[Records from a collection]
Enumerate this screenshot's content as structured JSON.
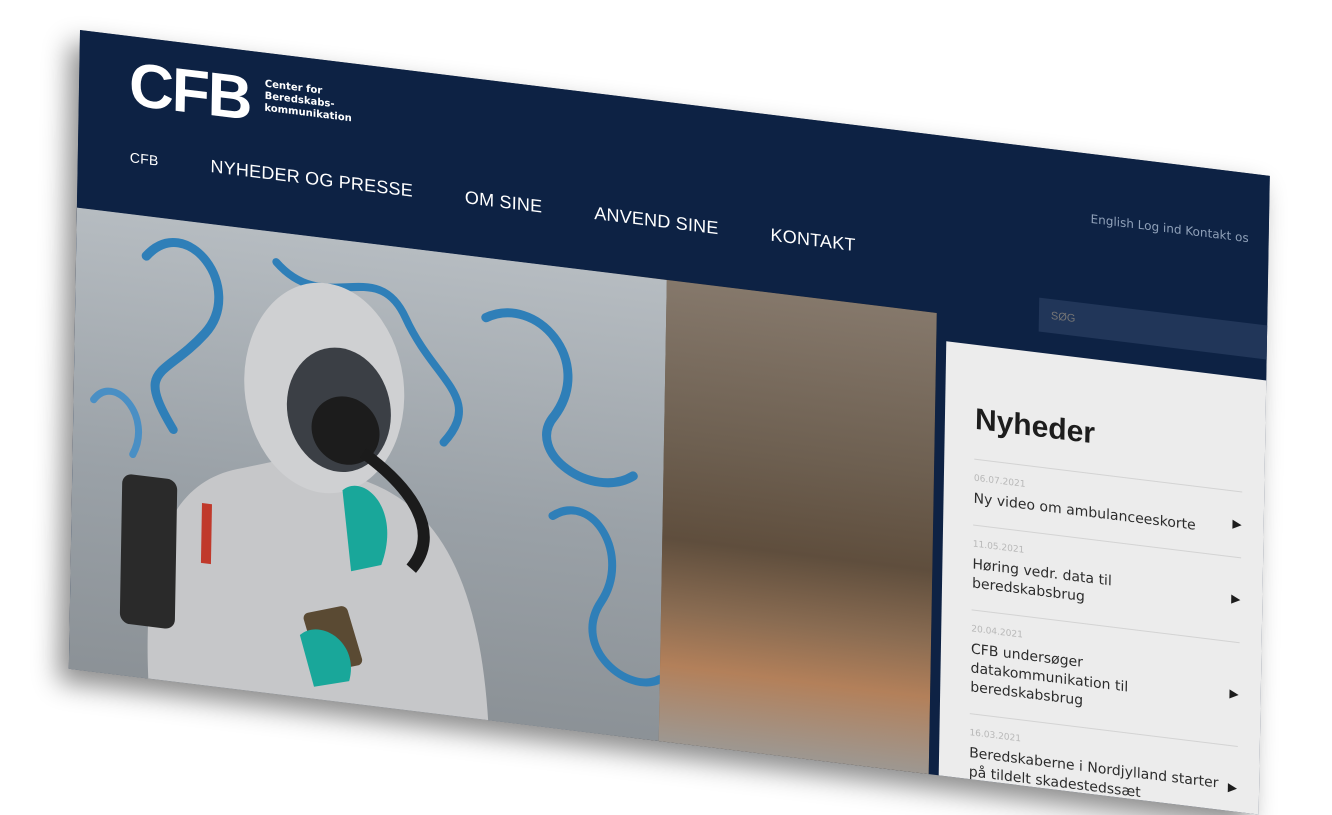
{
  "logo": {
    "mark": "CFB",
    "sub": "Center for Beredskabs-kommunikation"
  },
  "toplinks": "English   Log ind   Kontakt os",
  "nav": {
    "items": [
      "CFB",
      "NYHEDER OG PRESSE",
      "OM SINE",
      "ANVEND SINE",
      "KONTAKT"
    ]
  },
  "search": {
    "placeholder": "SØG",
    "icon": "search-icon"
  },
  "news": {
    "title": "Nyheder",
    "items": [
      {
        "date": "06.07.2021",
        "headline": "Ny video om ambulanceeskorte"
      },
      {
        "date": "11.05.2021",
        "headline": "Høring vedr. data til beredskabsbrug"
      },
      {
        "date": "20.04.2021",
        "headline": "CFB undersøger datakommunikation til beredskabsbrug"
      },
      {
        "date": "16.03.2021",
        "headline": "Beredskaberne i Nordjylland starter på tildelt skadestedssæt"
      }
    ]
  },
  "colors": {
    "header_bg": "#0d2244",
    "panel_bg": "#ececec",
    "accent_glove": "#19a79a"
  }
}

What to produce: Restate the records above in full, word for word. Keep pictures out.

Completed task:
Enumerate this screenshot's content as structured JSON.
{
  "logo": {
    "mark": "CFB",
    "sub": "Center for Beredskabs-kommunikation"
  },
  "toplinks": "English   Log ind   Kontakt os",
  "nav": {
    "items": [
      "CFB",
      "NYHEDER OG PRESSE",
      "OM SINE",
      "ANVEND SINE",
      "KONTAKT"
    ]
  },
  "search": {
    "placeholder": "SØG",
    "icon": "search-icon"
  },
  "news": {
    "title": "Nyheder",
    "items": [
      {
        "date": "06.07.2021",
        "headline": "Ny video om ambulanceeskorte"
      },
      {
        "date": "11.05.2021",
        "headline": "Høring vedr. data til beredskabsbrug"
      },
      {
        "date": "20.04.2021",
        "headline": "CFB undersøger datakommunikation til beredskabsbrug"
      },
      {
        "date": "16.03.2021",
        "headline": "Beredskaberne i Nordjylland starter på tildelt skadestedssæt"
      }
    ]
  },
  "colors": {
    "header_bg": "#0d2244",
    "panel_bg": "#ececec",
    "accent_glove": "#19a79a"
  }
}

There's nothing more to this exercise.